* What is expected
Are you able to retype all the records below exactly?

* Information given
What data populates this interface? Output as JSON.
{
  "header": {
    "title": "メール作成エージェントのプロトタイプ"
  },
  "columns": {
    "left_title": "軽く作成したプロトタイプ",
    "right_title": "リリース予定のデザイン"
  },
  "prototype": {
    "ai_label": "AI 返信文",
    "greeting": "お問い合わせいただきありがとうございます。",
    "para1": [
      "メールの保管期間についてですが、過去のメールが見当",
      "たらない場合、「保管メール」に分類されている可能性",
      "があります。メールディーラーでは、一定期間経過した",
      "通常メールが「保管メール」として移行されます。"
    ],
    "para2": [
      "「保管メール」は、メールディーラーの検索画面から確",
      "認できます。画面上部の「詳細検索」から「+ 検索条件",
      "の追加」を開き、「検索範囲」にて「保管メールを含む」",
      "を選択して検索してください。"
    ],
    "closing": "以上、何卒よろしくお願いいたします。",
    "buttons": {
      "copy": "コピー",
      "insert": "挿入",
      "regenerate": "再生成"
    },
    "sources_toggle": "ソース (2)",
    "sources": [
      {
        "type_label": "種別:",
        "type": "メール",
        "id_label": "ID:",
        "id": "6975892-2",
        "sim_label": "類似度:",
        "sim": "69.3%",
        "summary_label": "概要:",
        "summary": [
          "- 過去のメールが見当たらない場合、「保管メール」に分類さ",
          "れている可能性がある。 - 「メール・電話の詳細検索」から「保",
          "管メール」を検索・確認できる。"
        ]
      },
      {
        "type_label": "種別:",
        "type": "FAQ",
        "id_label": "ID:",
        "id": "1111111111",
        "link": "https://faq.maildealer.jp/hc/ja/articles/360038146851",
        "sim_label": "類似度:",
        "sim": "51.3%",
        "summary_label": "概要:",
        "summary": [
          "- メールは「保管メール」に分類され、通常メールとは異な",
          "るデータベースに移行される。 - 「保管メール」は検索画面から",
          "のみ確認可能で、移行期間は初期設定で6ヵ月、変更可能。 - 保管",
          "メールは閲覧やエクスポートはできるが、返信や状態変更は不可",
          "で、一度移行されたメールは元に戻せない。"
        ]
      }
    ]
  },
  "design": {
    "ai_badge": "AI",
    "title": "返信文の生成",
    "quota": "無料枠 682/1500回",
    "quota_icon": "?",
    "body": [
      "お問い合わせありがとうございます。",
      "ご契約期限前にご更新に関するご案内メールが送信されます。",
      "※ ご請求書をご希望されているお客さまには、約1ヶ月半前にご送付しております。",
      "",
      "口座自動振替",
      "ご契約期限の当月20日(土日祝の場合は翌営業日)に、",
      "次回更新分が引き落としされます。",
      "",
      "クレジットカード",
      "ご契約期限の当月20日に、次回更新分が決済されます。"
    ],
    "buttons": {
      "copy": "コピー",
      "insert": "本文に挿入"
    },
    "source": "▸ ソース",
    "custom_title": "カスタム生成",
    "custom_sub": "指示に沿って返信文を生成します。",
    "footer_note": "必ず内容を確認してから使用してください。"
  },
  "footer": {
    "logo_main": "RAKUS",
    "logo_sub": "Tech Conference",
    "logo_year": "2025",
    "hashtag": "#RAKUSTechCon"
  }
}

* Solved problem
What data populates this interface? Output as JSON.
{
  "header": {
    "title": "メール作成エージェントのプロトタイプ"
  },
  "columns": {
    "left_title": "軽く作成したプロトタイプ",
    "right_title": "リリース予定のデザイン"
  },
  "prototype": {
    "ai_label": "AI 返信文",
    "greeting": "お問い合わせいただきありがとうございます。",
    "para1": [
      "メールの保管期間についてですが、過去のメールが見当",
      "たらない場合、「保管メール」に分類されている可能性",
      "があります。メールディーラーでは、一定期間経過した",
      "通常メールが「保管メール」として移行されます。"
    ],
    "para2": [
      "「保管メール」は、メールディーラーの検索画面から確",
      "認できます。画面上部の「詳細検索」から「+ 検索条件",
      "の追加」を開き、「検索範囲」にて「保管メールを含む」",
      "を選択して検索してください。"
    ],
    "closing": "以上、何卒よろしくお願いいたします。",
    "buttons": {
      "copy": "コピー",
      "insert": "挿入",
      "regenerate": "再生成"
    },
    "sources_toggle": "ソース (2)",
    "sources": [
      {
        "type_label": "種別:",
        "type": "メール",
        "id_label": "ID:",
        "id": "6975892-2",
        "sim_label": "類似度:",
        "sim": "69.3%",
        "summary_label": "概要:",
        "summary": [
          "- 過去のメールが見当たらない場合、「保管メール」に分類さ",
          "れている可能性がある。 - 「メール・電話の詳細検索」から「保",
          "管メール」を検索・確認できる。"
        ]
      },
      {
        "type_label": "種別:",
        "type": "FAQ",
        "id_label": "ID:",
        "id": "1111111111",
        "link": "https://faq.maildealer.jp/hc/ja/articles/360038146851",
        "sim_label": "類似度:",
        "sim": "51.3%",
        "summary_label": "概要:",
        "summary": [
          "- メールは「保管メール」に分類され、通常メールとは異な",
          "るデータベースに移行される。 - 「保管メール」は検索画面から",
          "のみ確認可能で、移行期間は初期設定で6ヵ月、変更可能。 - 保管",
          "メールは閲覧やエクスポートはできるが、返信や状態変更は不可",
          "で、一度移行されたメールは元に戻せない。"
        ]
      }
    ]
  },
  "design": {
    "ai_badge": "AI",
    "title": "返信文の生成",
    "quota": "無料枠 682/1500回",
    "quota_icon": "?",
    "body": [
      "お問い合わせありがとうございます。",
      "ご契約期限前にご更新に関するご案内メールが送信されます。",
      "※ ご請求書をご希望されているお客さまには、約1ヶ月半前にご送付しております。",
      "",
      "口座自動振替",
      "ご契約期限の当月20日(土日祝の場合は翌営業日)に、",
      "次回更新分が引き落としされます。",
      "",
      "クレジットカード",
      "ご契約期限の当月20日に、次回更新分が決済されます。"
    ],
    "buttons": {
      "copy": "コピー",
      "insert": "本文に挿入"
    },
    "source": "▸ ソース",
    "custom_title": "カスタム生成",
    "custom_sub": "指示に沿って返信文を生成します。",
    "footer_note": "必ず内容を確認してから使用してください。"
  },
  "footer": {
    "logo_main": "RAKUS",
    "logo_sub": "Tech Conference",
    "logo_year": "2025",
    "hashtag": "#RAKUSTechCon"
  }
}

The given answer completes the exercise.